Start Records for this task
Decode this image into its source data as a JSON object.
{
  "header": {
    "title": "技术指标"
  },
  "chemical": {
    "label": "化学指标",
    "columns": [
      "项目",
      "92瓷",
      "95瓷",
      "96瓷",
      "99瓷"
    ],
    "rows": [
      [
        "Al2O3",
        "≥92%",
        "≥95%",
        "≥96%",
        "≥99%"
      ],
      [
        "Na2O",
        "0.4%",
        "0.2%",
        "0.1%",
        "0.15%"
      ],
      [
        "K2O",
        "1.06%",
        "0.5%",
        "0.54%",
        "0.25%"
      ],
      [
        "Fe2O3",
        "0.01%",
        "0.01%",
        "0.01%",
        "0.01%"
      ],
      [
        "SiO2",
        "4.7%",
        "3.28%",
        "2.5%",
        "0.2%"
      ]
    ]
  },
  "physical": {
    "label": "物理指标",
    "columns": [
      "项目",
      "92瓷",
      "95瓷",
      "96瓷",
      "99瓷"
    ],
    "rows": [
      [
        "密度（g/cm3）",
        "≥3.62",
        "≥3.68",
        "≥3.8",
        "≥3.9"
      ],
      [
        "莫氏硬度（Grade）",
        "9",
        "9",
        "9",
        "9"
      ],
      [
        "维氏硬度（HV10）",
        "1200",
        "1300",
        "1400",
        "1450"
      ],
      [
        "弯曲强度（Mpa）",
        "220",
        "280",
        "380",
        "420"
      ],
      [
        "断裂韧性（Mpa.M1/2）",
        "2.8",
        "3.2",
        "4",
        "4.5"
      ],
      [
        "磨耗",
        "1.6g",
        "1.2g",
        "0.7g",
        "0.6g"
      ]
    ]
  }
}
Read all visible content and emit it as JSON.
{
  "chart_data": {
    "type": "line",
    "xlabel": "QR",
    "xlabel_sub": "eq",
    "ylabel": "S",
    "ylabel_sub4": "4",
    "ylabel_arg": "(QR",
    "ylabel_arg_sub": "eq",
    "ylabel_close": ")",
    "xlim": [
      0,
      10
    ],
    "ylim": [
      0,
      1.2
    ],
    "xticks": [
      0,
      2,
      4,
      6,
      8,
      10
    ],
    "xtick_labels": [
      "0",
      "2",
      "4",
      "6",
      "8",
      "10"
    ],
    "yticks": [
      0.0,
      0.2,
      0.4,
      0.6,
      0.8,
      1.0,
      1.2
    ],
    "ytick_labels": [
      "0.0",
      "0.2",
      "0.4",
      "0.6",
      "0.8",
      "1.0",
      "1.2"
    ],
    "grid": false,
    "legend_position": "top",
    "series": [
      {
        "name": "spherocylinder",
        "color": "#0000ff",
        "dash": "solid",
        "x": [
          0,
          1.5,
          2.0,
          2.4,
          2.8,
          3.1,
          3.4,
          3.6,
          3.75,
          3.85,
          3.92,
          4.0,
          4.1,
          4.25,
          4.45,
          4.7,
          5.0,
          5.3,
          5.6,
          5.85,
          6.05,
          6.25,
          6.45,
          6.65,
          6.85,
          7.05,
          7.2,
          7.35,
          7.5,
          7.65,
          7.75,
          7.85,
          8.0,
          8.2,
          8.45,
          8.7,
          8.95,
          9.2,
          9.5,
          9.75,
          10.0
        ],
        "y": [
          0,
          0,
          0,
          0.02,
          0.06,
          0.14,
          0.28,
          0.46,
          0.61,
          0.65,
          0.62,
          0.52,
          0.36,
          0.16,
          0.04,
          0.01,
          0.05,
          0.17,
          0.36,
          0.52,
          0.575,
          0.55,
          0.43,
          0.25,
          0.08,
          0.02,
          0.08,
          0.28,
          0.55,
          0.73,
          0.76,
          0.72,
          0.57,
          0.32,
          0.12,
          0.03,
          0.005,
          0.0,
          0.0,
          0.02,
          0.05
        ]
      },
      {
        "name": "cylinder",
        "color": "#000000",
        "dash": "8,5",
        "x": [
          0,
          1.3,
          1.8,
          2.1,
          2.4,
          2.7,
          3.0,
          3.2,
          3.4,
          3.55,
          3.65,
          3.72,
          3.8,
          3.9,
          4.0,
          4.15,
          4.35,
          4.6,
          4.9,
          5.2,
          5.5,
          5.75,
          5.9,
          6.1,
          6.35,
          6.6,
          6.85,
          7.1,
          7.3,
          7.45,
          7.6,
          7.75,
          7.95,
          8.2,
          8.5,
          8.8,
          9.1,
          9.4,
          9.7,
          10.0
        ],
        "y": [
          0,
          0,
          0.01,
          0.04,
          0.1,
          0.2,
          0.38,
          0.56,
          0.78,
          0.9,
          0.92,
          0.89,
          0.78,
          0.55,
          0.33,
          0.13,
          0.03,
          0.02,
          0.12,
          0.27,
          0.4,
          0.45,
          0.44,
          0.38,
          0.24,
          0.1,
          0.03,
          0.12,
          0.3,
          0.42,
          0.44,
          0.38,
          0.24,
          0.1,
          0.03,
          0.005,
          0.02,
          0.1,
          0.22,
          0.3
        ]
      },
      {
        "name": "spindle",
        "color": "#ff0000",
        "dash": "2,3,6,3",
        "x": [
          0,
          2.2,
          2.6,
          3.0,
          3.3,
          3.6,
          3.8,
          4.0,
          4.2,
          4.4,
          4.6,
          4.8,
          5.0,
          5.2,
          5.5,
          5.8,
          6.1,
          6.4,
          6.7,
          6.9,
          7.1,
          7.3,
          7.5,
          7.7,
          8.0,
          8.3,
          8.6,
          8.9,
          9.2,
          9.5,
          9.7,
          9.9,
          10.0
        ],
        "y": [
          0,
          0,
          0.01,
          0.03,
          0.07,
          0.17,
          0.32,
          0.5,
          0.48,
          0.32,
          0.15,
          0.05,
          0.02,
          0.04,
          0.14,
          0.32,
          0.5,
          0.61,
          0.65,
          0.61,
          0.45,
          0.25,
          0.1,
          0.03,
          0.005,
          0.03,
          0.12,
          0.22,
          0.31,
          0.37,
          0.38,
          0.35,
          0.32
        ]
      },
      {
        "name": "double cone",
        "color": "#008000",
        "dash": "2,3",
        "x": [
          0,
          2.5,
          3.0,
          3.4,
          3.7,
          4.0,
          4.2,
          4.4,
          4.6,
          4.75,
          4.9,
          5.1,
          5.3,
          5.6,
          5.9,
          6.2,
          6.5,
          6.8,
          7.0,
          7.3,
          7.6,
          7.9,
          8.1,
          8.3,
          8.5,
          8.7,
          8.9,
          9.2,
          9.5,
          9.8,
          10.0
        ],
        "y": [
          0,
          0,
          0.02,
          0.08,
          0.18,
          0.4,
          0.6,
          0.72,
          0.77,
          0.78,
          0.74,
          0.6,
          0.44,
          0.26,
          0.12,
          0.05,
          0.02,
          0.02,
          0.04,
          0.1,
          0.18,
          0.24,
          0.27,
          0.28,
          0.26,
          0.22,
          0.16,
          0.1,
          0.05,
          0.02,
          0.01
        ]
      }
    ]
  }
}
End Records for this task
Start Records for this task
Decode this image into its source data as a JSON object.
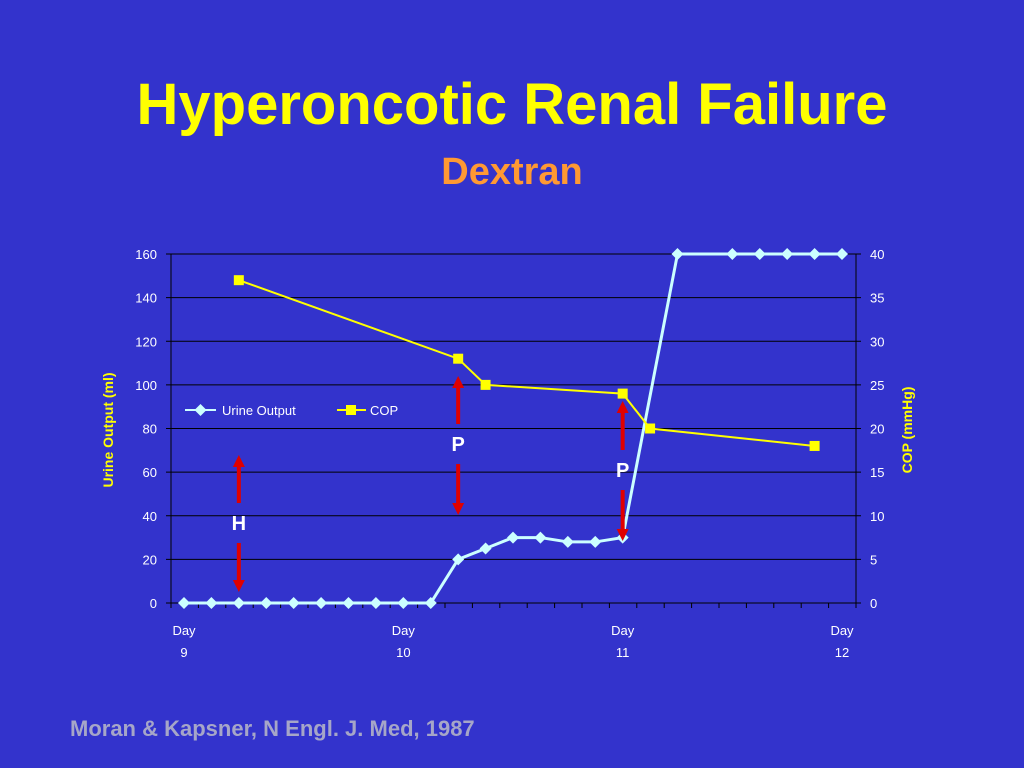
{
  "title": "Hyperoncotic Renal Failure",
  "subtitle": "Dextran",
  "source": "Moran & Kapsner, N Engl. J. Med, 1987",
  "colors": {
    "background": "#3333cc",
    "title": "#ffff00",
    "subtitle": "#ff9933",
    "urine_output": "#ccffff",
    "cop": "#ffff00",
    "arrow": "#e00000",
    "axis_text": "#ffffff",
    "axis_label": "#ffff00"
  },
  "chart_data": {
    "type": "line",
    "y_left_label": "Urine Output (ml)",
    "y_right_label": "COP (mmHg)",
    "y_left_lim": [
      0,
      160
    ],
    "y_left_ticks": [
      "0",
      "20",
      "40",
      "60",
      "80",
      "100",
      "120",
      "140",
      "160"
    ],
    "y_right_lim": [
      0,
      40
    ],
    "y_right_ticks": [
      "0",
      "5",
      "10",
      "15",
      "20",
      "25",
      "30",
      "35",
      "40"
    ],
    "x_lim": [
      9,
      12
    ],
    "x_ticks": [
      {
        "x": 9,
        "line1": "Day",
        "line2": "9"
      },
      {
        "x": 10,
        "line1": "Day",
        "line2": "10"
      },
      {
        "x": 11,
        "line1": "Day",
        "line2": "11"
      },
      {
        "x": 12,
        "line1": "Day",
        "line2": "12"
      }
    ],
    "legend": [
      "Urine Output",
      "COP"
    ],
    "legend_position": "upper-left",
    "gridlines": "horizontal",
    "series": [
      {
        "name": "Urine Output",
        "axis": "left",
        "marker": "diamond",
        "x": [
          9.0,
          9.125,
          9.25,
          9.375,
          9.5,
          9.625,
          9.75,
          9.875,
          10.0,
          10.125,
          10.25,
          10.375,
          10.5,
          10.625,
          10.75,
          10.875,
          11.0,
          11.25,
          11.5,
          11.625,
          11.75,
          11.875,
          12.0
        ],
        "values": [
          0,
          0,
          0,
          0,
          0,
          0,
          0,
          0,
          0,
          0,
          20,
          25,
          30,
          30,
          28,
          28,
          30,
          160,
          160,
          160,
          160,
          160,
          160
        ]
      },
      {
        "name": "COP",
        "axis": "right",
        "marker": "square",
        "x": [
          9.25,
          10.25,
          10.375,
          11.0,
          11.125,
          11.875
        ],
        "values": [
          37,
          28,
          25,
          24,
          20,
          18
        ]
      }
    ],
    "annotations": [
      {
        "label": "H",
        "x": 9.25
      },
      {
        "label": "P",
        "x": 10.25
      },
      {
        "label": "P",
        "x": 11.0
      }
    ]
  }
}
End Records for this task
Pull out all lines from the entries above in which the word "name" appears.

The output ->
        "name": "spherocylinder",
        "name": "cylinder",
        "name": "spindle",
        "name": "double cone",
        "name": "Urine Output",
        "name": "COP",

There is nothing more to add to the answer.